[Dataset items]
* * * * * * * * *

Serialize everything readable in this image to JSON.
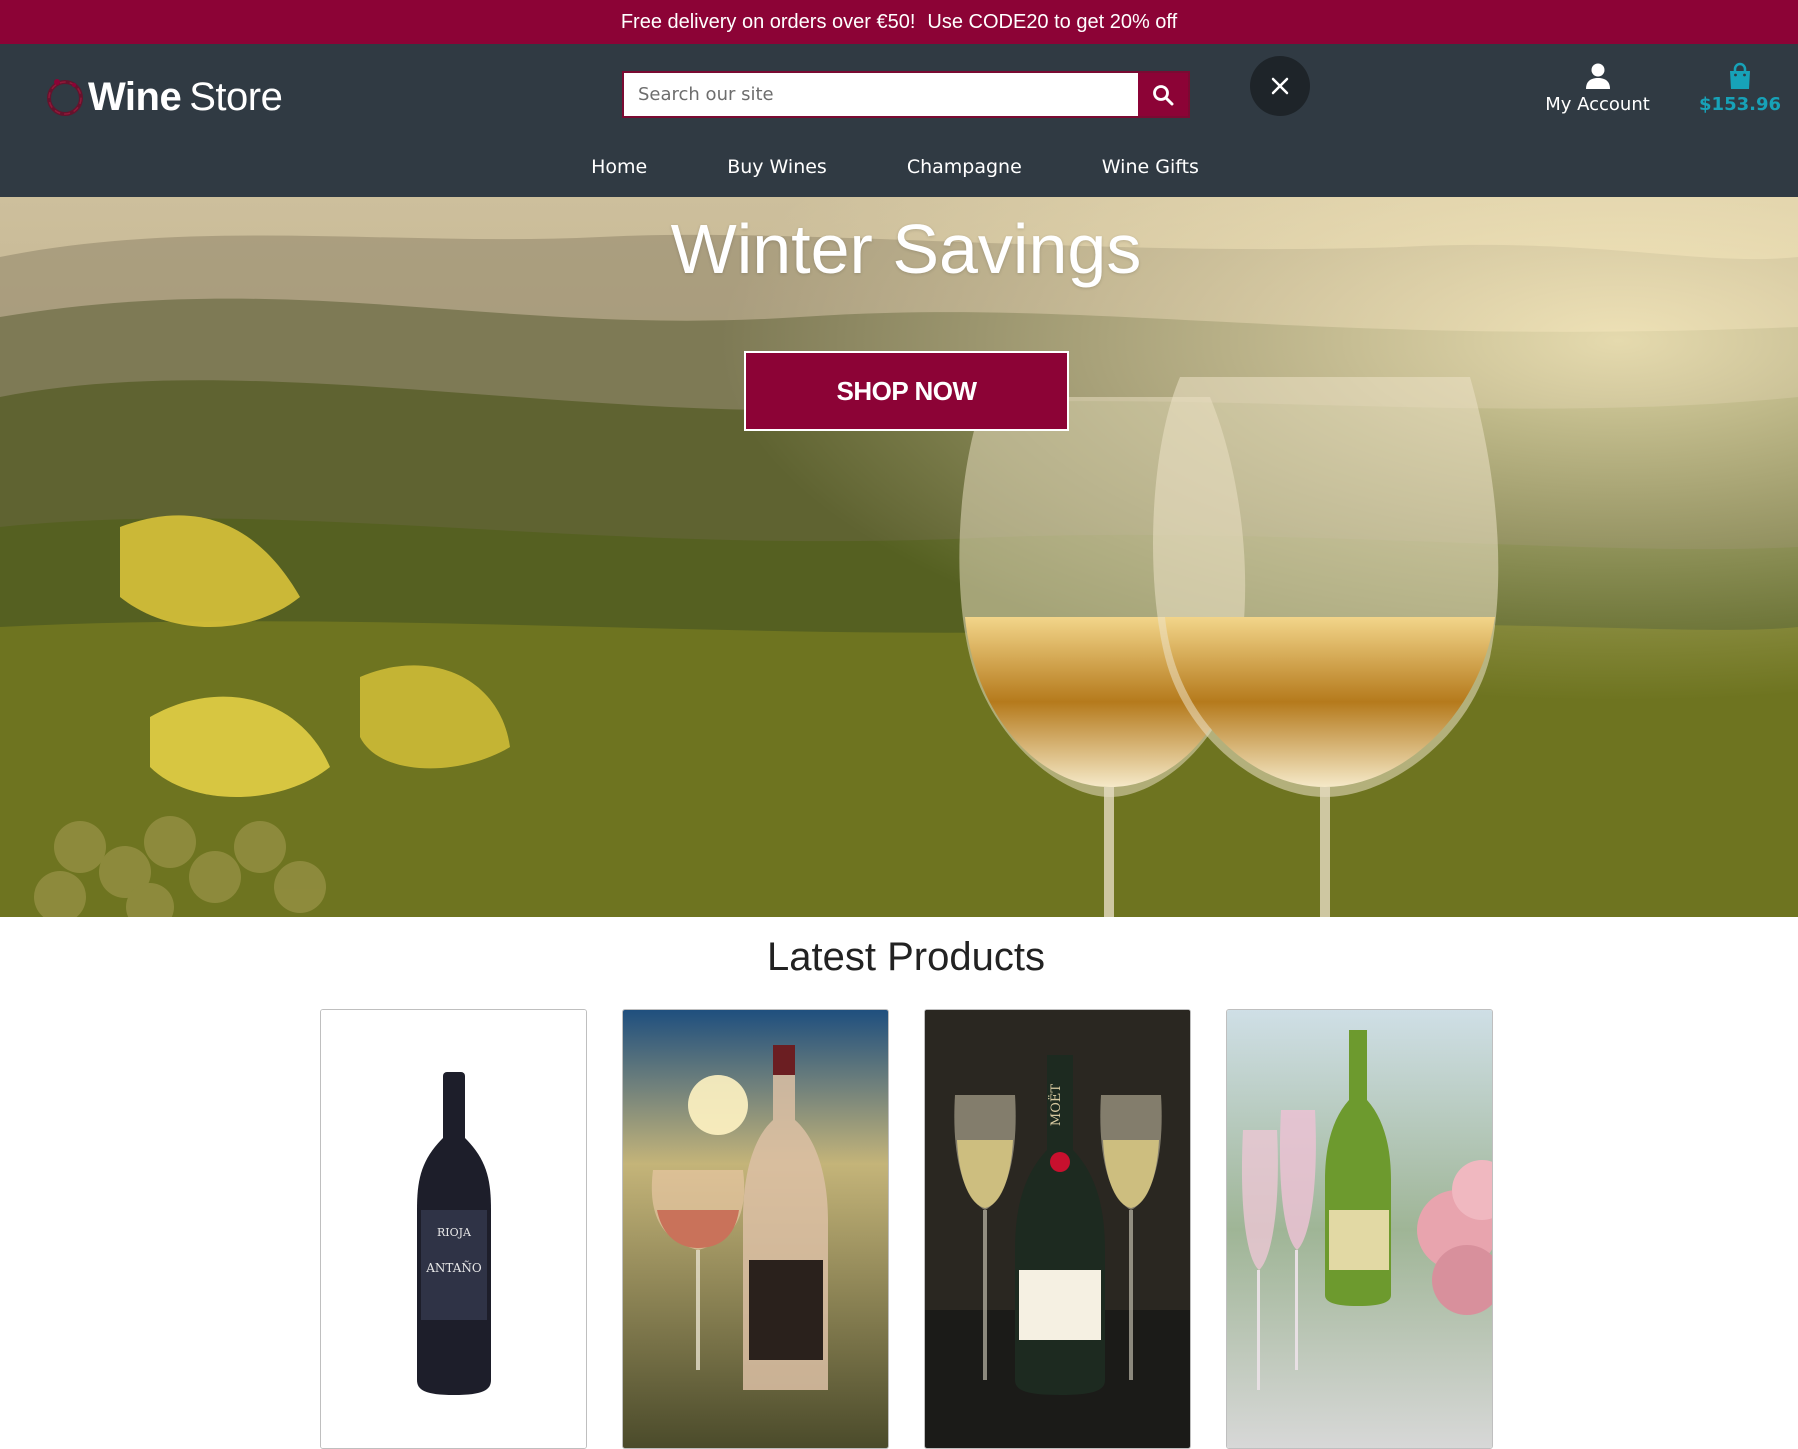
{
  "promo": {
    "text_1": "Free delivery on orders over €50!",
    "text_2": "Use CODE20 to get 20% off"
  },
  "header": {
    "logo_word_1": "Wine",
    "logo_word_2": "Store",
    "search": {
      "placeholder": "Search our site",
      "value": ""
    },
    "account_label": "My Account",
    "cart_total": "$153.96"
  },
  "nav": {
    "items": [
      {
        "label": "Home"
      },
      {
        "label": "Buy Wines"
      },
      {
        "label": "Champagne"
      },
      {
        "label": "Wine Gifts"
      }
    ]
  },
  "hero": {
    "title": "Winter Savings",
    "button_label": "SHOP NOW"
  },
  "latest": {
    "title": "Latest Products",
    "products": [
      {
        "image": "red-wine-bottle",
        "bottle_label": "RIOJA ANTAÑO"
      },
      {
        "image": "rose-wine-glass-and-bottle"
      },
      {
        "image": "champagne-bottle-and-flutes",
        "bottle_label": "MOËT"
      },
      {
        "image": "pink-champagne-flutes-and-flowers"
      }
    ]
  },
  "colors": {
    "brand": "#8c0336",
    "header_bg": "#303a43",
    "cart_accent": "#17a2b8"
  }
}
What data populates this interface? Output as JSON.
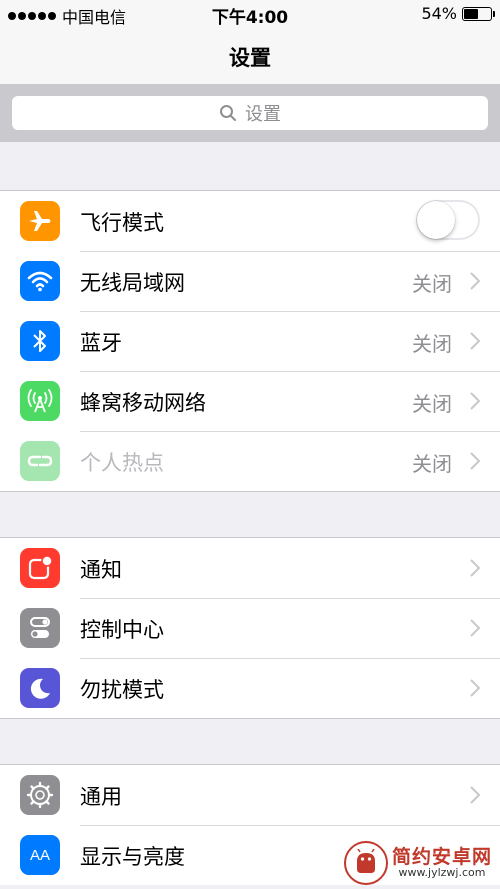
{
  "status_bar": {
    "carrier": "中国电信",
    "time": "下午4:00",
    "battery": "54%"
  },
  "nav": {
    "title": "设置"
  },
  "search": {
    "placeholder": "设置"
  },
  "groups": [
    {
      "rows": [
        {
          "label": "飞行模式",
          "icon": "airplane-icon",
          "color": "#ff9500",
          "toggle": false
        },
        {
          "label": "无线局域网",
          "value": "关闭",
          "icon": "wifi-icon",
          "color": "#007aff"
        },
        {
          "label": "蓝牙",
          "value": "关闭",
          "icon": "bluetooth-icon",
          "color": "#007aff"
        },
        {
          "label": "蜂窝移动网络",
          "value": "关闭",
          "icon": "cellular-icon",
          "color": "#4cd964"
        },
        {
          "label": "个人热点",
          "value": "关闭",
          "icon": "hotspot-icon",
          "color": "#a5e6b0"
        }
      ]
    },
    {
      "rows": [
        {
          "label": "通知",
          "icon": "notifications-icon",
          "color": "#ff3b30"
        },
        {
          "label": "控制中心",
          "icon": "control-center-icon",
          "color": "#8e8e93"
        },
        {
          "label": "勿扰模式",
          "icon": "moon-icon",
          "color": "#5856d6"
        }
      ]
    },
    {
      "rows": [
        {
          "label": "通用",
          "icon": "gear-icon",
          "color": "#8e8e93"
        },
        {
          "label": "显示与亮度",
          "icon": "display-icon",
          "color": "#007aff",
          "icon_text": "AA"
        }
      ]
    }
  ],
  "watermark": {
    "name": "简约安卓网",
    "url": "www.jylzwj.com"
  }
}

* * * * * * * * *

Exercise description -
Count each line where the string "flutes" occurs, and write only the number.

Exercise answer -
2